[START OF Available records]

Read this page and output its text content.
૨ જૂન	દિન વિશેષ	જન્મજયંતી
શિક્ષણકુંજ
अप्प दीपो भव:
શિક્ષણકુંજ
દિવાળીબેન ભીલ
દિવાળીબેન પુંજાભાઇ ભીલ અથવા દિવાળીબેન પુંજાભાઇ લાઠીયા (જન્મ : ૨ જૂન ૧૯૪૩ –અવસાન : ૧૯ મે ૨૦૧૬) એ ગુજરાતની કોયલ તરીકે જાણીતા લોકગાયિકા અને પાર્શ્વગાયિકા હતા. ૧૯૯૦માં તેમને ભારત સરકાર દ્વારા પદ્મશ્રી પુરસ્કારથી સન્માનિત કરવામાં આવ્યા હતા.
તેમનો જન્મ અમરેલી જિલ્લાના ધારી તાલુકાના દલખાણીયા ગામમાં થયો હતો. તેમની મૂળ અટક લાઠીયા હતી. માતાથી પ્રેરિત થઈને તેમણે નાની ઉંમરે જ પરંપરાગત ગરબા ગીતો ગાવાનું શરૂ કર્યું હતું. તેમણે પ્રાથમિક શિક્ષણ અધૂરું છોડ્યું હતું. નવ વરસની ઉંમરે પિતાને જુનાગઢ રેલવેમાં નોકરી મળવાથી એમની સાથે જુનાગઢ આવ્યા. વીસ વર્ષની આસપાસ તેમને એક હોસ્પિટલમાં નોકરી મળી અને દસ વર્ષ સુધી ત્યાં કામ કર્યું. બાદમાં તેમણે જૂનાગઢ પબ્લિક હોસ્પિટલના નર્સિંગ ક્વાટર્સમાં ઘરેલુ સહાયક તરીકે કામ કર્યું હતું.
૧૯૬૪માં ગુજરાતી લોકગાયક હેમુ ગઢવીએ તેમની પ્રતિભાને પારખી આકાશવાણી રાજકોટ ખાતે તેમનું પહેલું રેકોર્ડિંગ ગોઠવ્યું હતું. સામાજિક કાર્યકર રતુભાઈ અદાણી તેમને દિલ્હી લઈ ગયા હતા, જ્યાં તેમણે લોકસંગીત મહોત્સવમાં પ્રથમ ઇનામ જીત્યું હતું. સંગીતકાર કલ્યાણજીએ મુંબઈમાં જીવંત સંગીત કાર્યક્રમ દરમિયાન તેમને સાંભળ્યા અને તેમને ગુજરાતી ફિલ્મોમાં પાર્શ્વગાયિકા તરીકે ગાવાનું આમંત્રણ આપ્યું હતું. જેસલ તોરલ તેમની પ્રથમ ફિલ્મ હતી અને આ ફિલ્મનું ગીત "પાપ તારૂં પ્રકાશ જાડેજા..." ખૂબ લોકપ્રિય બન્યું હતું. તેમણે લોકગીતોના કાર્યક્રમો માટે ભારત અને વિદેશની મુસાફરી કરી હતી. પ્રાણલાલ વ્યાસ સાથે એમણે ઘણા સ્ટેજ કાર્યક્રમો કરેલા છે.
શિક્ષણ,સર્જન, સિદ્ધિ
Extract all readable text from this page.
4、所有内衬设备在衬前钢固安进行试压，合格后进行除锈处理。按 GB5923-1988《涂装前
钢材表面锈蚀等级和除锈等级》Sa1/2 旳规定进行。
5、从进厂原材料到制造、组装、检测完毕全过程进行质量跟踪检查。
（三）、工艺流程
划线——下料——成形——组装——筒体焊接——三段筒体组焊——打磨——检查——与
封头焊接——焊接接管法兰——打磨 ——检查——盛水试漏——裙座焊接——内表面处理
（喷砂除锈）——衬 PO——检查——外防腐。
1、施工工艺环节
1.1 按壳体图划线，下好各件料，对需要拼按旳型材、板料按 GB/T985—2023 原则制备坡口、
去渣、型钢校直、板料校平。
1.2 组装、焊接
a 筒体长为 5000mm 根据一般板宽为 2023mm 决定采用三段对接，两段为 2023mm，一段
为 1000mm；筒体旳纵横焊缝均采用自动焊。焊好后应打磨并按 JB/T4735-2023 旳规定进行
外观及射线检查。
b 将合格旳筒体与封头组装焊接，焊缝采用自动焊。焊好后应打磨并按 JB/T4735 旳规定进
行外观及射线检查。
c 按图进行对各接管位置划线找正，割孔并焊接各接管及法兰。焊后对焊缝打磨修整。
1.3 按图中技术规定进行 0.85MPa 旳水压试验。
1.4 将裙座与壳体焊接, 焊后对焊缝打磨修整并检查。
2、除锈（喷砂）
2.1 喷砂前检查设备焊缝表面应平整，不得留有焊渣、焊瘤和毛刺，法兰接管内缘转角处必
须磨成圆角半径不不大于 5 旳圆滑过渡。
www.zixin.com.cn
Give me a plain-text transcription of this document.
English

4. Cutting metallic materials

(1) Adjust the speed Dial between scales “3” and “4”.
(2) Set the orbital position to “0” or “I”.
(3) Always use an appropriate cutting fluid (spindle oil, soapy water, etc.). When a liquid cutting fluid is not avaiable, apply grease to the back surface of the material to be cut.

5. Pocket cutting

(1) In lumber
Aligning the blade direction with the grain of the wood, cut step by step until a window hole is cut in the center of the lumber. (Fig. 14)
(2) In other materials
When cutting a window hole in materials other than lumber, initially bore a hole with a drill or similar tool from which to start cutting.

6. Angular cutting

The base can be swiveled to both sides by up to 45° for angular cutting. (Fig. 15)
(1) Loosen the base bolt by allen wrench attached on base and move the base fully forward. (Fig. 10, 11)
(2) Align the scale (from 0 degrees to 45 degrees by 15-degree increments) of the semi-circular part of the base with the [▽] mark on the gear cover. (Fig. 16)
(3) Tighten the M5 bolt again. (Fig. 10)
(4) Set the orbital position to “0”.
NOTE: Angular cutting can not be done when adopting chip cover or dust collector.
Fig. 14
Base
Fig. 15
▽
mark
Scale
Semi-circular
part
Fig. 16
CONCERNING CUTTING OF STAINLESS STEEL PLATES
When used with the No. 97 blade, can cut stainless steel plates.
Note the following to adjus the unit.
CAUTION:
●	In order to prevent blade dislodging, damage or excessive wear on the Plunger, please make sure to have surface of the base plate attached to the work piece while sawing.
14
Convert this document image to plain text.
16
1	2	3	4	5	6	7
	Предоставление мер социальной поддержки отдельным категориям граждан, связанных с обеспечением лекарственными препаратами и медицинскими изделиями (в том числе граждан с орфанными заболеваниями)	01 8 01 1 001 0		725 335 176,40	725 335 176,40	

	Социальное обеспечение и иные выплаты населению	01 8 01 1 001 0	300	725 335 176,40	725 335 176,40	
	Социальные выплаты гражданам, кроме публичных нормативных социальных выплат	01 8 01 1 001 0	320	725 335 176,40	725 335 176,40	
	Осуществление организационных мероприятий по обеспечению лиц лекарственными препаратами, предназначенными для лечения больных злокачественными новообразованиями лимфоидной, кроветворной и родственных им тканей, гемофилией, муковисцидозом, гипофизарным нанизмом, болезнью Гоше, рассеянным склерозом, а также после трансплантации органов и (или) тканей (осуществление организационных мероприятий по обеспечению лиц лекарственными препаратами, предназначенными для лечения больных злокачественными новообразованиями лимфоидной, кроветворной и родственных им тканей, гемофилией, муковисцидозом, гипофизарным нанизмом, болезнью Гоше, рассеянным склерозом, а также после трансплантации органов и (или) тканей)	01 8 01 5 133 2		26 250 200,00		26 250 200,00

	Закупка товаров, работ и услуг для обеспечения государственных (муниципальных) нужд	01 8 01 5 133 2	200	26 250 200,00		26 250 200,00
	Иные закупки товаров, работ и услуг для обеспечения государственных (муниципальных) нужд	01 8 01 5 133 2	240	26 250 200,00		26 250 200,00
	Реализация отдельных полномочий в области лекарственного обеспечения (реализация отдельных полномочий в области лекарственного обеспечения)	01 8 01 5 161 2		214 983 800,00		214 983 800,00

[END OF Available records]

Task brief:
Copy the material above back out, exactly as written.

Task answer:
Read this page and output its text content.
૨ જૂન	દિન વિશેષ	જન્મજયંતી
શિક્ષણકુંજ
अप्प दीपो भव:
શિક્ષણકુંજ
દિવાળીબેન ભીલ
દિવાળીબેન પુંજાભાઇ ભીલ અથવા દિવાળીબેન પુંજાભાઇ લાઠીયા (જન્મ : ૨ જૂન ૧૯૪૩ –અવસાન : ૧૯ મે ૨૦૧૬) એ ગુજરાતની કોયલ તરીકે જાણીતા લોકગાયિકા અને પાર્શ્વગાયિકા હતા. ૧૯૯૦માં તેમને ભારત સરકાર દ્વારા પદ્મશ્રી પુરસ્કારથી સન્માનિત કરવામાં આવ્યા હતા.
તેમનો જન્મ અમરેલી જિલ્લાના ધારી તાલુકાના દલખાણીયા ગામમાં થયો હતો. તેમની મૂળ અટક લાઠીયા હતી. માતાથી પ્રેરિત થઈને તેમણે નાની ઉંમરે જ પરંપરાગત ગરબા ગીતો ગાવાનું શરૂ કર્યું હતું. તેમણે પ્રાથમિક શિક્ષણ અધૂરું છોડ્યું હતું. નવ વરસની ઉંમરે પિતાને જુનાગઢ રેલવેમાં નોકરી મળવાથી એમની સાથે જુનાગઢ આવ્યા. વીસ વર્ષની આસપાસ તેમને એક હોસ્પિટલમાં નોકરી મળી અને દસ વર્ષ સુધી ત્યાં કામ કર્યું. બાદમાં તેમણે જૂનાગઢ પબ્લિક હોસ્પિટલના નર્સિંગ ક્વાટર્સમાં ઘરેલુ સહાયક તરીકે કામ કર્યું હતું.
૧૯૬૪માં ગુજરાતી લોકગાયક હેમુ ગઢવીએ તેમની પ્રતિભાને પારખી આકાશવાણી રાજકોટ ખાતે તેમનું પહેલું રેકોર્ડિંગ ગોઠવ્યું હતું. સામાજિક કાર્યકર રતુભાઈ અદાણી તેમને દિલ્હી લઈ ગયા હતા, જ્યાં તેમણે લોકસંગીત મહોત્સવમાં પ્રથમ ઇનામ જીત્યું હતું. સંગીતકાર કલ્યાણજીએ મુંબઈમાં જીવંત સંગીત કાર્યક્રમ દરમિયાન તેમને સાંભળ્યા અને તેમને ગુજરાતી ફિલ્મોમાં પાર્શ્વગાયિકા તરીકે ગાવાનું આમંત્રણ આપ્યું હતું. જેસલ તોરલ તેમની પ્રથમ ફિલ્મ હતી અને આ ફિલ્મનું ગીત "પાપ તારૂં પ્રકાશ જાડેજા..." ખૂબ લોકપ્રિય બન્યું હતું. તેમણે લોકગીતોના કાર્યક્રમો માટે ભારત અને વિદેશની મુસાફરી કરી હતી. પ્રાણલાલ વ્યાસ સાથે એમણે ઘણા સ્ટેજ કાર્યક્રમો કરેલા છે.
શિક્ષણ,સર્જન, સિદ્ધિ
Extract all readable text from this page.
4、所有内衬设备在衬前钢固安进行试压，合格后进行除锈处理。按 GB5923-1988《涂装前
钢材表面锈蚀等级和除锈等级》Sa1/2 旳规定进行。
5、从进厂原材料到制造、组装、检测完毕全过程进行质量跟踪检查。
（三）、工艺流程
划线——下料——成形——组装——筒体焊接——三段筒体组焊——打磨——检查——与
封头焊接——焊接接管法兰——打磨 ——检查——盛水试漏——裙座焊接——内表面处理
（喷砂除锈）——衬 PO——检查——外防腐。
1、施工工艺环节
1.1 按壳体图划线，下好各件料，对需要拼按旳型材、板料按 GB/T985—2023 原则制备坡口、
去渣、型钢校直、板料校平。
1.2 组装、焊接
a 筒体长为 5000mm 根据一般板宽为 2023mm 决定采用三段对接，两段为 2023mm，一段
为 1000mm；筒体旳纵横焊缝均采用自动焊。焊好后应打磨并按 JB/T4735-2023 旳规定进行
外观及射线检查。
b 将合格旳筒体与封头组装焊接，焊缝采用自动焊。焊好后应打磨并按 JB/T4735 旳规定进
行外观及射线检查。
c 按图进行对各接管位置划线找正，割孔并焊接各接管及法兰。焊后对焊缝打磨修整。
1.3 按图中技术规定进行 0.85MPa 旳水压试验。
1.4 将裙座与壳体焊接, 焊后对焊缝打磨修整并检查。
2、除锈（喷砂）
2.1 喷砂前检查设备焊缝表面应平整，不得留有焊渣、焊瘤和毛刺，法兰接管内缘转角处必
须磨成圆角半径不不大于 5 旳圆滑过渡。
www.zixin.com.cn
Give me a plain-text transcription of this document.
English

4. Cutting metallic materials

(1) Adjust the speed Dial between scales “3” and “4”.
(2) Set the orbital position to “0” or “I”.
(3) Always use an appropriate cutting fluid (spindle oil, soapy water, etc.). When a liquid cutting fluid is not avaiable, apply grease to the back surface of the material to be cut.

5. Pocket cutting

(1) In lumber
Aligning the blade direction with the grain of the wood, cut step by step until a window hole is cut in the center of the lumber. (Fig. 14)
(2) In other materials
When cutting a window hole in materials other than lumber, initially bore a hole with a drill or similar tool from which to start cutting.

6. Angular cutting

The base can be swiveled to both sides by up to 45° for angular cutting. (Fig. 15)
(1) Loosen the base bolt by allen wrench attached on base and move the base fully forward. (Fig. 10, 11)
(2) Align the scale (from 0 degrees to 45 degrees by 15-degree increments) of the semi-circular part of the base with the [▽] mark on the gear cover. (Fig. 16)
(3) Tighten the M5 bolt again. (Fig. 10)
(4) Set the orbital position to “0”.
NOTE: Angular cutting can not be done when adopting chip cover or dust collector.
Fig. 14
Base
Fig. 15
▽
mark
Scale
Semi-circular
part
Fig. 16
CONCERNING CUTTING OF STAINLESS STEEL PLATES
When used with the No. 97 blade, can cut stainless steel plates.
Note the following to adjus the unit.
CAUTION:
●	In order to prevent blade dislodging, damage or excessive wear on the Plunger, please make sure to have surface of the base plate attached to the work piece while sawing.
14
Convert this document image to plain text.
16
1	2	3	4	5	6	7
	Предоставление мер социальной поддержки отдельным категориям граждан, связанных с обеспечением лекарственными препаратами и медицинскими изделиями (в том числе граждан с орфанными заболеваниями)	01 8 01 1 001 0		725 335 176,40	725 335 176,40	

	Социальное обеспечение и иные выплаты населению	01 8 01 1 001 0	300	725 335 176,40	725 335 176,40	
	Социальные выплаты гражданам, кроме публичных нормативных социальных выплат	01 8 01 1 001 0	320	725 335 176,40	725 335 176,40	
	Осуществление организационных мероприятий по обеспечению лиц лекарственными препаратами, предназначенными для лечения больных злокачественными новообразованиями лимфоидной, кроветворной и родственных им тканей, гемофилией, муковисцидозом, гипофизарным нанизмом, болезнью Гоше, рассеянным склерозом, а также после трансплантации органов и (или) тканей (осуществление организационных мероприятий по обеспечению лиц лекарственными препаратами, предназначенными для лечения больных злокачественными новообразованиями лимфоидной, кроветворной и родственных им тканей, гемофилией, муковисцидозом, гипофизарным нанизмом, болезнью Гоше, рассеянным склерозом, а также после трансплантации органов и (или) тканей)	01 8 01 5 133 2		26 250 200,00		26 250 200,00

	Закупка товаров, работ и услуг для обеспечения государственных (муниципальных) нужд	01 8 01 5 133 2	200	26 250 200,00		26 250 200,00
	Иные закупки товаров, работ и услуг для обеспечения государственных (муниципальных) нужд	01 8 01 5 133 2	240	26 250 200,00		26 250 200,00
	Реализация отдельных полномочий в области лекарственного обеспечения (реализация отдельных полномочий в области лекарственного обеспечения)	01 8 01 5 161 2		214 983 800,00		214 983 800,00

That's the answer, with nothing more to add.